* [DATA ENTRIES]
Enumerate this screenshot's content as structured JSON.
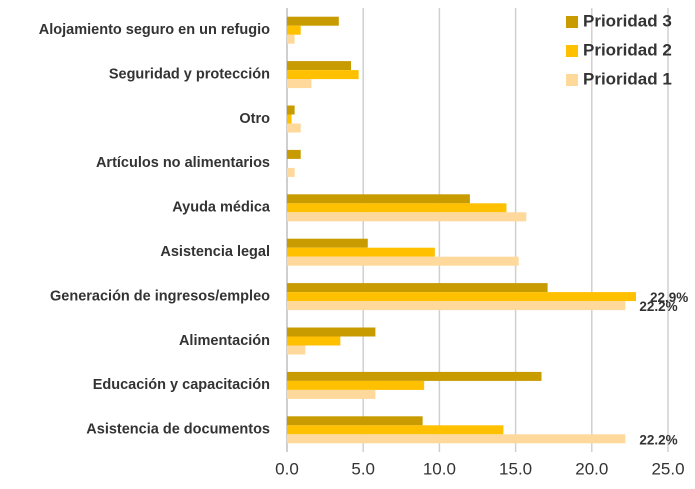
{
  "chart_data": {
    "type": "hbar",
    "categories": [
      "Alojamiento seguro en un refugio",
      "Seguridad y protección",
      "Otro",
      "Artículos no alimentarios",
      "Ayuda médica",
      "Asistencia legal",
      "Generación de ingresos/empleo",
      "Alimentación",
      "Educación y capacitación",
      "Asistencia de documentos"
    ],
    "series": [
      {
        "name": "Prioridad 3",
        "color": "#C89B00",
        "values": [
          3.4,
          4.2,
          0.5,
          0.9,
          12.0,
          5.3,
          17.1,
          5.8,
          16.7,
          8.9
        ]
      },
      {
        "name": "Prioridad 2",
        "color": "#FFC000",
        "values": [
          0.9,
          4.7,
          0.3,
          0,
          14.4,
          9.7,
          22.9,
          3.5,
          9.0,
          14.2
        ],
        "value_labels": [
          null,
          null,
          null,
          null,
          null,
          null,
          "22.9%",
          null,
          null,
          null
        ]
      },
      {
        "name": "Prioridad 1",
        "color": "#FFD89B",
        "values": [
          0.5,
          1.6,
          0.9,
          0.5,
          15.7,
          15.2,
          22.2,
          1.2,
          5.8,
          22.2
        ],
        "value_labels": [
          null,
          null,
          null,
          null,
          null,
          null,
          "22.2%",
          null,
          null,
          "22.2%"
        ]
      }
    ],
    "xlim": [
      0,
      25
    ],
    "xticks": [
      {
        "value": 0,
        "label": "0.0"
      },
      {
        "value": 5,
        "label": "5.0"
      },
      {
        "value": 10,
        "label": "10.0"
      },
      {
        "value": 15,
        "label": "15.0"
      },
      {
        "value": 20,
        "label": "20.0"
      },
      {
        "value": 25,
        "label": "25.0"
      }
    ],
    "grid": true,
    "legend": "top-right"
  }
}
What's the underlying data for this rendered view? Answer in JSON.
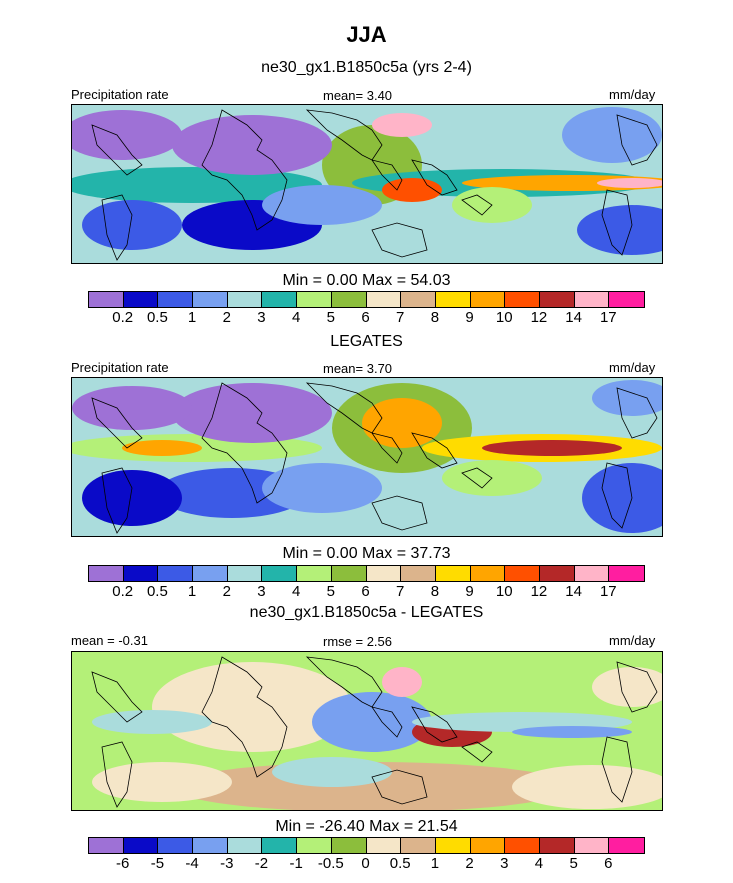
{
  "page": {
    "season": "JJA",
    "subtitle1": "ne30_gx1.B1850c5a (yrs 2-4)",
    "subtitle2": "LEGATES",
    "subtitle3": "ne30_gx1.B1850c5a - LEGATES"
  },
  "panels": [
    {
      "left_label": "Precipitation rate",
      "center_label": "mean=   3.40",
      "right_label": "mm/day",
      "minmax": "Min =   0.00 Max =  54.03"
    },
    {
      "left_label": "Precipitation rate",
      "center_label": "mean=   3.70",
      "right_label": "mm/day",
      "minmax": "Min =   0.00 Max =  37.73"
    },
    {
      "left_label": "mean =  -0.31",
      "center_label": "rmse =    2.56",
      "right_label": "mm/day",
      "minmax": "Min = -26.40 Max =  21.54"
    }
  ],
  "chart_data": [
    {
      "type": "heatmap",
      "title": "ne30_gx1.B1850c5a (yrs 2-4)",
      "variable": "Precipitation rate",
      "units": "mm/day",
      "mean": 3.4,
      "min": 0.0,
      "max": 54.03,
      "colorbar_levels": [
        "0.2",
        "0.5",
        "1",
        "2",
        "3",
        "4",
        "5",
        "6",
        "7",
        "8",
        "9",
        "10",
        "12",
        "14",
        "17"
      ],
      "colors": [
        "#9e71d6",
        "#0a0ac8",
        "#3c5ae6",
        "#78a0f0",
        "#aadcdc",
        "#23b4aa",
        "#b4f078",
        "#8cbe3c",
        "#f5e6c8",
        "#dcb48c",
        "#ffdc00",
        "#ffa500",
        "#ff5000",
        "#b42828",
        "#ffb4c8",
        "#ff1ea0"
      ]
    },
    {
      "type": "heatmap",
      "title": "LEGATES",
      "variable": "Precipitation rate",
      "units": "mm/day",
      "mean": 3.7,
      "min": 0.0,
      "max": 37.73,
      "colorbar_levels": [
        "0.2",
        "0.5",
        "1",
        "2",
        "3",
        "4",
        "5",
        "6",
        "7",
        "8",
        "9",
        "10",
        "12",
        "14",
        "17"
      ],
      "colors": [
        "#9e71d6",
        "#0a0ac8",
        "#3c5ae6",
        "#78a0f0",
        "#aadcdc",
        "#23b4aa",
        "#b4f078",
        "#8cbe3c",
        "#f5e6c8",
        "#dcb48c",
        "#ffdc00",
        "#ffa500",
        "#ff5000",
        "#b42828",
        "#ffb4c8",
        "#ff1ea0"
      ]
    },
    {
      "type": "heatmap",
      "title": "ne30_gx1.B1850c5a - LEGATES",
      "units": "mm/day",
      "mean": -0.31,
      "rmse": 2.56,
      "min": -26.4,
      "max": 21.54,
      "colorbar_levels": [
        "-6",
        "-5",
        "-4",
        "-3",
        "-2",
        "-1",
        "-0.5",
        "0",
        "0.5",
        "1",
        "2",
        "3",
        "4",
        "5",
        "6"
      ],
      "colors": [
        "#9e71d6",
        "#0a0ac8",
        "#3c5ae6",
        "#78a0f0",
        "#aadcdc",
        "#23b4aa",
        "#b4f078",
        "#8cbe3c",
        "#f5e6c8",
        "#dcb48c",
        "#ffdc00",
        "#ffa500",
        "#ff5000",
        "#b42828",
        "#ffb4c8",
        "#ff1ea0"
      ]
    }
  ]
}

* [REQUEST]
The pictures in the entries should be left out; output everything else exactly.

* [CORRECT RESPONSE]
Enumerate this screenshot's content as structured JSON.
{
  "chart_data": {
    "type": "hbar",
    "categories": [
      "Alojamiento seguro en un refugio",
      "Seguridad y protección",
      "Otro",
      "Artículos no alimentarios",
      "Ayuda médica",
      "Asistencia legal",
      "Generación de ingresos/empleo",
      "Alimentación",
      "Educación y capacitación",
      "Asistencia de documentos"
    ],
    "series": [
      {
        "name": "Prioridad 3",
        "color": "#C89B00",
        "values": [
          3.4,
          4.2,
          0.5,
          0.9,
          12.0,
          5.3,
          17.1,
          5.8,
          16.7,
          8.9
        ]
      },
      {
        "name": "Prioridad 2",
        "color": "#FFC000",
        "values": [
          0.9,
          4.7,
          0.3,
          0,
          14.4,
          9.7,
          22.9,
          3.5,
          9.0,
          14.2
        ],
        "value_labels": [
          null,
          null,
          null,
          null,
          null,
          null,
          "22.9%",
          null,
          null,
          null
        ]
      },
      {
        "name": "Prioridad 1",
        "color": "#FFD89B",
        "values": [
          0.5,
          1.6,
          0.9,
          0.5,
          15.7,
          15.2,
          22.2,
          1.2,
          5.8,
          22.2
        ],
        "value_labels": [
          null,
          null,
          null,
          null,
          null,
          null,
          "22.2%",
          null,
          null,
          "22.2%"
        ]
      }
    ],
    "xlim": [
      0,
      25
    ],
    "xticks": [
      {
        "value": 0,
        "label": "0.0"
      },
      {
        "value": 5,
        "label": "5.0"
      },
      {
        "value": 10,
        "label": "10.0"
      },
      {
        "value": 15,
        "label": "15.0"
      },
      {
        "value": 20,
        "label": "20.0"
      },
      {
        "value": 25,
        "label": "25.0"
      }
    ],
    "grid": true,
    "legend": "top-right"
  }
}
What's the underlying data for this rendered view? Answer in JSON.
{
  "page": {
    "season": "JJA",
    "subtitle1": "ne30_gx1.B1850c5a (yrs 2-4)",
    "subtitle2": "LEGATES",
    "subtitle3": "ne30_gx1.B1850c5a - LEGATES"
  },
  "panels": [
    {
      "left_label": "Precipitation rate",
      "center_label": "mean=   3.40",
      "right_label": "mm/day",
      "minmax": "Min =   0.00 Max =  54.03"
    },
    {
      "left_label": "Precipitation rate",
      "center_label": "mean=   3.70",
      "right_label": "mm/day",
      "minmax": "Min =   0.00 Max =  37.73"
    },
    {
      "left_label": "mean =  -0.31",
      "center_label": "rmse =    2.56",
      "right_label": "mm/day",
      "minmax": "Min = -26.40 Max =  21.54"
    }
  ],
  "chart_data": [
    {
      "type": "heatmap",
      "title": "ne30_gx1.B1850c5a (yrs 2-4)",
      "variable": "Precipitation rate",
      "units": "mm/day",
      "mean": 3.4,
      "min": 0.0,
      "max": 54.03,
      "colorbar_levels": [
        "0.2",
        "0.5",
        "1",
        "2",
        "3",
        "4",
        "5",
        "6",
        "7",
        "8",
        "9",
        "10",
        "12",
        "14",
        "17"
      ],
      "colors": [
        "#9e71d6",
        "#0a0ac8",
        "#3c5ae6",
        "#78a0f0",
        "#aadcdc",
        "#23b4aa",
        "#b4f078",
        "#8cbe3c",
        "#f5e6c8",
        "#dcb48c",
        "#ffdc00",
        "#ffa500",
        "#ff5000",
        "#b42828",
        "#ffb4c8",
        "#ff1ea0"
      ]
    },
    {
      "type": "heatmap",
      "title": "LEGATES",
      "variable": "Precipitation rate",
      "units": "mm/day",
      "mean": 3.7,
      "min": 0.0,
      "max": 37.73,
      "colorbar_levels": [
        "0.2",
        "0.5",
        "1",
        "2",
        "3",
        "4",
        "5",
        "6",
        "7",
        "8",
        "9",
        "10",
        "12",
        "14",
        "17"
      ],
      "colors": [
        "#9e71d6",
        "#0a0ac8",
        "#3c5ae6",
        "#78a0f0",
        "#aadcdc",
        "#23b4aa",
        "#b4f078",
        "#8cbe3c",
        "#f5e6c8",
        "#dcb48c",
        "#ffdc00",
        "#ffa500",
        "#ff5000",
        "#b42828",
        "#ffb4c8",
        "#ff1ea0"
      ]
    },
    {
      "type": "heatmap",
      "title": "ne30_gx1.B1850c5a - LEGATES",
      "units": "mm/day",
      "mean": -0.31,
      "rmse": 2.56,
      "min": -26.4,
      "max": 21.54,
      "colorbar_levels": [
        "-6",
        "-5",
        "-4",
        "-3",
        "-2",
        "-1",
        "-0.5",
        "0",
        "0.5",
        "1",
        "2",
        "3",
        "4",
        "5",
        "6"
      ],
      "colors": [
        "#9e71d6",
        "#0a0ac8",
        "#3c5ae6",
        "#78a0f0",
        "#aadcdc",
        "#23b4aa",
        "#b4f078",
        "#8cbe3c",
        "#f5e6c8",
        "#dcb48c",
        "#ffdc00",
        "#ffa500",
        "#ff5000",
        "#b42828",
        "#ffb4c8",
        "#ff1ea0"
      ]
    }
  ]
}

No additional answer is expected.